- Given records
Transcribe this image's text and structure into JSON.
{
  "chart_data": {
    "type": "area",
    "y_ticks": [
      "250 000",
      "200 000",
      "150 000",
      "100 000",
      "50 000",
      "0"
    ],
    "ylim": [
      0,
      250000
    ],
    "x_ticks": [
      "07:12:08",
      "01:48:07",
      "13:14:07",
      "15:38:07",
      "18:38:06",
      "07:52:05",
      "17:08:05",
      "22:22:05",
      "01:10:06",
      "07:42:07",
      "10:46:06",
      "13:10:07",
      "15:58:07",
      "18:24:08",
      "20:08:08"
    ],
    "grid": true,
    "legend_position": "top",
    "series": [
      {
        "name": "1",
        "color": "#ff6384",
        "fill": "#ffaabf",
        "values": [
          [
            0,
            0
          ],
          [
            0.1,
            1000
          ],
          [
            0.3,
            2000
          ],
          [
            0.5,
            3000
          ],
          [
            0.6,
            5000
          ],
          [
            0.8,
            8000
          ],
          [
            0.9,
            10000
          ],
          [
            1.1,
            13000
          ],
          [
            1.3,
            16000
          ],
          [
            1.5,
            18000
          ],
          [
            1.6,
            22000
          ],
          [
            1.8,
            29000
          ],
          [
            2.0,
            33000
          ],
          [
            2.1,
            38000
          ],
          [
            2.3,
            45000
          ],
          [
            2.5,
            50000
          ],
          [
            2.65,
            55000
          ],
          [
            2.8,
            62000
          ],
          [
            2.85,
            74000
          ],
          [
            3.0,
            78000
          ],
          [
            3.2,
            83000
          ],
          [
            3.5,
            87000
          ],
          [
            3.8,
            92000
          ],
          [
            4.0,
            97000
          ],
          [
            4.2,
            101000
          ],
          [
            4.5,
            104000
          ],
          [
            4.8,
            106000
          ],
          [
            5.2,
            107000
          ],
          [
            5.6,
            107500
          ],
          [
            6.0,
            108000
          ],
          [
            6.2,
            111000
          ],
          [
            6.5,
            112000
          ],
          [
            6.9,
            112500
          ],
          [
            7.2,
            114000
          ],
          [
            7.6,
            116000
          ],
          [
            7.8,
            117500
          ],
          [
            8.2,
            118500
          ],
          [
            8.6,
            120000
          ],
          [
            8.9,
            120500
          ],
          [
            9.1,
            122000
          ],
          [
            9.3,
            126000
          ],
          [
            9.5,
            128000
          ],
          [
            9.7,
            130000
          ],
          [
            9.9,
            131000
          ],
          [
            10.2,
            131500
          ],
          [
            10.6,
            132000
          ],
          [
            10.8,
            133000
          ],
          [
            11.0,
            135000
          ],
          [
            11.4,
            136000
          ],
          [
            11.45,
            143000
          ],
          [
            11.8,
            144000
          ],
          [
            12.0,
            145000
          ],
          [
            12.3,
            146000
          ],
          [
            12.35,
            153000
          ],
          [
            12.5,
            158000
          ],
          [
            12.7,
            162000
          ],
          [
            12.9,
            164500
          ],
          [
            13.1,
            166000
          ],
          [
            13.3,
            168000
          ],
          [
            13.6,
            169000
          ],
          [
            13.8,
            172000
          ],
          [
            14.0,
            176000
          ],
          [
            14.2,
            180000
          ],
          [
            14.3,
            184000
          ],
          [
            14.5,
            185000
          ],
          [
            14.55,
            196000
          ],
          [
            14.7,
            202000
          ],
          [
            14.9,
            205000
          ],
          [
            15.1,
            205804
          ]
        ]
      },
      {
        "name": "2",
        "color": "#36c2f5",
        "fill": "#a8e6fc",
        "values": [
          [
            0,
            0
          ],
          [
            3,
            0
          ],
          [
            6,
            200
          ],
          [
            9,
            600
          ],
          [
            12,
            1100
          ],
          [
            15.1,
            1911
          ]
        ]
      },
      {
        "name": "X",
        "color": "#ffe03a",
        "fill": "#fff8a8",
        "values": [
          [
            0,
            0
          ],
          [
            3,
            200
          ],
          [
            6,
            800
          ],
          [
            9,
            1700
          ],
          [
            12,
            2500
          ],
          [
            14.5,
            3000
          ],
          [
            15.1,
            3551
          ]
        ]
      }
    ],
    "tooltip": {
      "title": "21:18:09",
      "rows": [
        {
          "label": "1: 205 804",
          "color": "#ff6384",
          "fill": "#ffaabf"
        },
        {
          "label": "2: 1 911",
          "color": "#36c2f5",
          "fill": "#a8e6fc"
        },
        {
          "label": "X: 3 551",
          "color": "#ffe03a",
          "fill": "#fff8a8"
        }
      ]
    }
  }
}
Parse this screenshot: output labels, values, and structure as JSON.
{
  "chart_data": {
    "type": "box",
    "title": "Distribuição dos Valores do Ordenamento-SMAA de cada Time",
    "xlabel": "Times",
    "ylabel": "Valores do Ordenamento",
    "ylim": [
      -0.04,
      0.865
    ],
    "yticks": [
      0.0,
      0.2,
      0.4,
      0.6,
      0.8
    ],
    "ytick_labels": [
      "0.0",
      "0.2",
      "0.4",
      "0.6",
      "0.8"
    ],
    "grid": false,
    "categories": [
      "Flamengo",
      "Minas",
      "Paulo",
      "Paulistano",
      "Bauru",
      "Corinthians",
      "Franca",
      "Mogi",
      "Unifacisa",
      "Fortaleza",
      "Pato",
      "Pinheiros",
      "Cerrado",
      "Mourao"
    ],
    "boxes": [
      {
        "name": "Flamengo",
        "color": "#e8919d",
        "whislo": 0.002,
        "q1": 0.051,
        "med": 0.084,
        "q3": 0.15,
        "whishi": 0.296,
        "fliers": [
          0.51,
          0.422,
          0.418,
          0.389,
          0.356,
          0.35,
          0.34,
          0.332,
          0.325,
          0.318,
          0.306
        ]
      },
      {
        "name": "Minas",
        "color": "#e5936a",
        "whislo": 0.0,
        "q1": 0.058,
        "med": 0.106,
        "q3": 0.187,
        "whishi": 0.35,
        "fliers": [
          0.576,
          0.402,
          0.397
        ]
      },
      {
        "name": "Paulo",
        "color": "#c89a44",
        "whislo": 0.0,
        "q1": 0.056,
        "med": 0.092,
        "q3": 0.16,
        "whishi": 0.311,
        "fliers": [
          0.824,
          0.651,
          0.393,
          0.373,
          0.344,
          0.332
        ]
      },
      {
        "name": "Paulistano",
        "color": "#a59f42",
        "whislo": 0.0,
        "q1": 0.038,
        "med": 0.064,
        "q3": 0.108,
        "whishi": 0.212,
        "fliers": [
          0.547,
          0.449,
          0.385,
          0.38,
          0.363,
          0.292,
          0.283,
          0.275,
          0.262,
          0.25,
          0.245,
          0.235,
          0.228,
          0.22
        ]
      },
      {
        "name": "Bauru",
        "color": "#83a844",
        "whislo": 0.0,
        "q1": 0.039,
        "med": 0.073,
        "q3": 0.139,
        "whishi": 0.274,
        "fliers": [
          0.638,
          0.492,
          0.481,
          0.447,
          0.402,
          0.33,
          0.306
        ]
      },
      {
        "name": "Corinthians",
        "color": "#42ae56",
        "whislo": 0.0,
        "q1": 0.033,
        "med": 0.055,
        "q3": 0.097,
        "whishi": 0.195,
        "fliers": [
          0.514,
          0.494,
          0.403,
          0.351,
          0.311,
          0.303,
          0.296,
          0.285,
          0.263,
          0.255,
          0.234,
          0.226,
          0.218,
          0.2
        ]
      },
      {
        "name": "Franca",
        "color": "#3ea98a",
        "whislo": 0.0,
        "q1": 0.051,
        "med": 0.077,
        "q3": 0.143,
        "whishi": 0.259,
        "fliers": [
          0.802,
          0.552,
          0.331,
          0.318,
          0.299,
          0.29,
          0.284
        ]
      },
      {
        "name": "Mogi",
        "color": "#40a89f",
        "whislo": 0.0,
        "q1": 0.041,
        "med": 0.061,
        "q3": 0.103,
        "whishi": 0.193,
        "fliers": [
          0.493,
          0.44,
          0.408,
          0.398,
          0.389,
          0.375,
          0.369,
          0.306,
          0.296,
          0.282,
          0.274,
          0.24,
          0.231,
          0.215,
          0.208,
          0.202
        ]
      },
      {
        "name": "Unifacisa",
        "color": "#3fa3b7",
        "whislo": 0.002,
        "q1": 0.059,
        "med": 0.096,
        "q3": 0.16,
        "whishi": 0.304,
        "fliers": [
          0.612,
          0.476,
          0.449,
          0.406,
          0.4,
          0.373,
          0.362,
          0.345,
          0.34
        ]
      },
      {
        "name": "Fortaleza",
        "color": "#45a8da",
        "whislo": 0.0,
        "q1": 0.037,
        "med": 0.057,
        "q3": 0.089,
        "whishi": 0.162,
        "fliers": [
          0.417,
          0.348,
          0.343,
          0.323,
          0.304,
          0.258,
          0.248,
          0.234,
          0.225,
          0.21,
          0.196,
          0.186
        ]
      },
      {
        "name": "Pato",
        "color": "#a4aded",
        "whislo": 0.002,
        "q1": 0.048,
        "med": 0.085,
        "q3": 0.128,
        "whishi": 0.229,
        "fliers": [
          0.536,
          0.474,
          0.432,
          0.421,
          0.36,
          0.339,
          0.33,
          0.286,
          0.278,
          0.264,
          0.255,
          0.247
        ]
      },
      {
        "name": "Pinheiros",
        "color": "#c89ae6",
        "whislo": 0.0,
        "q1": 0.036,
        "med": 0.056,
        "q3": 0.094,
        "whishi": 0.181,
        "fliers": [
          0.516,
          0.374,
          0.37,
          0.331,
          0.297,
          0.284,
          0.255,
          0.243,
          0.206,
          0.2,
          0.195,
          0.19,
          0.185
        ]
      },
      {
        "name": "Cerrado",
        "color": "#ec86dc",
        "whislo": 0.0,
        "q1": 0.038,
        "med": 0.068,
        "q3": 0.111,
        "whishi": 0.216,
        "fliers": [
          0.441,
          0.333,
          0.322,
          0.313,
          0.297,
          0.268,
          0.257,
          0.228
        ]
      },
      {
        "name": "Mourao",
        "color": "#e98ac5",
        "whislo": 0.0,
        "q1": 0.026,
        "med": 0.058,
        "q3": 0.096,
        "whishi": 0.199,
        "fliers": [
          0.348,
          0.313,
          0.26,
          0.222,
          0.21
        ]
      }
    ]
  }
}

- What is expected
Search the records for the word "this", then list every line that has it.

- Exercise result
Transcribe this image's text and structure into JSON.
Parse this screenshot: output labels, values, and structure as JSON.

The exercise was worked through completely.